#### Data to use ####

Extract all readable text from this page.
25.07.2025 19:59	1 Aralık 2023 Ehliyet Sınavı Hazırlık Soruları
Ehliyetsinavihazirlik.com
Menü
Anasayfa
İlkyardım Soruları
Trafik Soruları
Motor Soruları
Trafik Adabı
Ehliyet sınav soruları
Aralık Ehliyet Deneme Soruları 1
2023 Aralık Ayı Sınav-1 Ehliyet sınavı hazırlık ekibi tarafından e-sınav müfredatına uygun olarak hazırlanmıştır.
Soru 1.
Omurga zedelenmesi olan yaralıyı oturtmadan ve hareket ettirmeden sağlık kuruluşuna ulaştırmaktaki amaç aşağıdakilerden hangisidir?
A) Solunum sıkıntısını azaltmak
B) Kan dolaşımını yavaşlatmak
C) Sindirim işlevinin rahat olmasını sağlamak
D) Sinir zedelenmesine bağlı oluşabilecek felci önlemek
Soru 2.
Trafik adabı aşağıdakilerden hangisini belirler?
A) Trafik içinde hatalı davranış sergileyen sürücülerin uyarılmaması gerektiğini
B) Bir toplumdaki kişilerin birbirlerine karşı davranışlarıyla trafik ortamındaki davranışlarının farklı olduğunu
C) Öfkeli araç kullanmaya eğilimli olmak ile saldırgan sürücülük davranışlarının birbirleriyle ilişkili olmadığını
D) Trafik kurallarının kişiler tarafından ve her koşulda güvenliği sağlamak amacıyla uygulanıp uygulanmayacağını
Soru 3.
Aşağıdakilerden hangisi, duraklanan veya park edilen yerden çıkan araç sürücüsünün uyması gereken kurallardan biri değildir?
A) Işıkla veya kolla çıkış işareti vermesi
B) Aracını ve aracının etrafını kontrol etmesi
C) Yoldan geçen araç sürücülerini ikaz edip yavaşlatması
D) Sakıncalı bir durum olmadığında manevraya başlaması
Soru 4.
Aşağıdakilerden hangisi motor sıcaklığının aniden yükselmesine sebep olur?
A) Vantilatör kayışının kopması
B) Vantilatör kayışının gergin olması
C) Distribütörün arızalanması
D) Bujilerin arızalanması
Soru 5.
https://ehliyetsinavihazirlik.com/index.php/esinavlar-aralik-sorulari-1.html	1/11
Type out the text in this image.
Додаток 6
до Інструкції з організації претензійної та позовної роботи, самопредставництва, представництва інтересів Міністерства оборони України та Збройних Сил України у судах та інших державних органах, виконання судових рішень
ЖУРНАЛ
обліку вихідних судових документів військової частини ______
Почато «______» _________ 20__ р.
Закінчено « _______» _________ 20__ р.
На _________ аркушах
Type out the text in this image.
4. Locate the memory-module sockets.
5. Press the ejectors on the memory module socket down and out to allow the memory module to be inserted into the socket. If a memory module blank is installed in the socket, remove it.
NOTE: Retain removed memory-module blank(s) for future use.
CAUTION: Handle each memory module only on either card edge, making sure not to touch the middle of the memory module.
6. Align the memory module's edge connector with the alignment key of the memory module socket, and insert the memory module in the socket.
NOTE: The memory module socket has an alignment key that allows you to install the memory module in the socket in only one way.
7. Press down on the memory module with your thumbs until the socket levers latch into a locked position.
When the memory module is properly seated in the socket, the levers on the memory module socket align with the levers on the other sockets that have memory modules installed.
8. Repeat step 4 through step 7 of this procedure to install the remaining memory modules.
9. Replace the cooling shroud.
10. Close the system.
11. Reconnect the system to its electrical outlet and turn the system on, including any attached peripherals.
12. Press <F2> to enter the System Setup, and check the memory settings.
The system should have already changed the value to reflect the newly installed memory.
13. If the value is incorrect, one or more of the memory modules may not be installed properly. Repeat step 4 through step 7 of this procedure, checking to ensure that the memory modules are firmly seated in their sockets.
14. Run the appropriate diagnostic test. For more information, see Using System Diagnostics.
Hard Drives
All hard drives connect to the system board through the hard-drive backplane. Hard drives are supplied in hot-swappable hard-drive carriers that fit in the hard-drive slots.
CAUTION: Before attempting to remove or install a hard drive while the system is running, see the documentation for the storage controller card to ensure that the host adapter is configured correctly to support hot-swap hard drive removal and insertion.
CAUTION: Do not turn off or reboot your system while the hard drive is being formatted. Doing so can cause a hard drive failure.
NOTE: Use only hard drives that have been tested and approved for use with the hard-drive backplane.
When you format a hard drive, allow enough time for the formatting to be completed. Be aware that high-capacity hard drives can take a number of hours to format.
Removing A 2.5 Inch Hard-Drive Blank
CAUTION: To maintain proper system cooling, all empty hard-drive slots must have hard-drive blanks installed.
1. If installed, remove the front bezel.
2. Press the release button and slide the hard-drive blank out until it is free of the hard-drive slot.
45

####

__Exercise brief__: Reproduce the data in full, exactly as presented.

__Written answer__:
Extract all readable text from this page.
25.07.2025 19:59	1 Aralık 2023 Ehliyet Sınavı Hazırlık Soruları
Ehliyetsinavihazirlik.com
Menü
Anasayfa
İlkyardım Soruları
Trafik Soruları
Motor Soruları
Trafik Adabı
Ehliyet sınav soruları
Aralık Ehliyet Deneme Soruları 1
2023 Aralık Ayı Sınav-1 Ehliyet sınavı hazırlık ekibi tarafından e-sınav müfredatına uygun olarak hazırlanmıştır.
Soru 1.
Omurga zedelenmesi olan yaralıyı oturtmadan ve hareket ettirmeden sağlık kuruluşuna ulaştırmaktaki amaç aşağıdakilerden hangisidir?
A) Solunum sıkıntısını azaltmak
B) Kan dolaşımını yavaşlatmak
C) Sindirim işlevinin rahat olmasını sağlamak
D) Sinir zedelenmesine bağlı oluşabilecek felci önlemek
Soru 2.
Trafik adabı aşağıdakilerden hangisini belirler?
A) Trafik içinde hatalı davranış sergileyen sürücülerin uyarılmaması gerektiğini
B) Bir toplumdaki kişilerin birbirlerine karşı davranışlarıyla trafik ortamındaki davranışlarının farklı olduğunu
C) Öfkeli araç kullanmaya eğilimli olmak ile saldırgan sürücülük davranışlarının birbirleriyle ilişkili olmadığını
D) Trafik kurallarının kişiler tarafından ve her koşulda güvenliği sağlamak amacıyla uygulanıp uygulanmayacağını
Soru 3.
Aşağıdakilerden hangisi, duraklanan veya park edilen yerden çıkan araç sürücüsünün uyması gereken kurallardan biri değildir?
A) Işıkla veya kolla çıkış işareti vermesi
B) Aracını ve aracının etrafını kontrol etmesi
C) Yoldan geçen araç sürücülerini ikaz edip yavaşlatması
D) Sakıncalı bir durum olmadığında manevraya başlaması
Soru 4.
Aşağıdakilerden hangisi motor sıcaklığının aniden yükselmesine sebep olur?
A) Vantilatör kayışının kopması
B) Vantilatör kayışının gergin olması
C) Distribütörün arızalanması
D) Bujilerin arızalanması
Soru 5.
https://ehliyetsinavihazirlik.com/index.php/esinavlar-aralik-sorulari-1.html	1/11
Type out the text in this image.
Додаток 6
до Інструкції з організації претензійної та позовної роботи, самопредставництва, представництва інтересів Міністерства оборони України та Збройних Сил України у судах та інших державних органах, виконання судових рішень
ЖУРНАЛ
обліку вихідних судових документів військової частини ______
Почато «______» _________ 20__ р.
Закінчено « _______» _________ 20__ р.
На _________ аркушах
Type out the text in this image.
4. Locate the memory-module sockets.
5. Press the ejectors on the memory module socket down and out to allow the memory module to be inserted into the socket. If a memory module blank is installed in the socket, remove it.
NOTE: Retain removed memory-module blank(s) for future use.
CAUTION: Handle each memory module only on either card edge, making sure not to touch the middle of the memory module.
6. Align the memory module's edge connector with the alignment key of the memory module socket, and insert the memory module in the socket.
NOTE: The memory module socket has an alignment key that allows you to install the memory module in the socket in only one way.
7. Press down on the memory module with your thumbs until the socket levers latch into a locked position.
When the memory module is properly seated in the socket, the levers on the memory module socket align with the levers on the other sockets that have memory modules installed.
8. Repeat step 4 through step 7 of this procedure to install the remaining memory modules.
9. Replace the cooling shroud.
10. Close the system.
11. Reconnect the system to its electrical outlet and turn the system on, including any attached peripherals.
12. Press <F2> to enter the System Setup, and check the memory settings.
The system should have already changed the value to reflect the newly installed memory.
13. If the value is incorrect, one or more of the memory modules may not be installed properly. Repeat step 4 through step 7 of this procedure, checking to ensure that the memory modules are firmly seated in their sockets.
14. Run the appropriate diagnostic test. For more information, see Using System Diagnostics.
Hard Drives
All hard drives connect to the system board through the hard-drive backplane. Hard drives are supplied in hot-swappable hard-drive carriers that fit in the hard-drive slots.
CAUTION: Before attempting to remove or install a hard drive while the system is running, see the documentation for the storage controller card to ensure that the host adapter is configured correctly to support hot-swap hard drive removal and insertion.
CAUTION: Do not turn off or reboot your system while the hard drive is being formatted. Doing so can cause a hard drive failure.
NOTE: Use only hard drives that have been tested and approved for use with the hard-drive backplane.
When you format a hard drive, allow enough time for the formatting to be completed. Be aware that high-capacity hard drives can take a number of hours to format.
Removing A 2.5 Inch Hard-Drive Blank
CAUTION: To maintain proper system cooling, all empty hard-drive slots must have hard-drive blanks installed.
1. If installed, remove the front bezel.
2. Press the release button and slide the hard-drive blank out until it is free of the hard-drive slot.
45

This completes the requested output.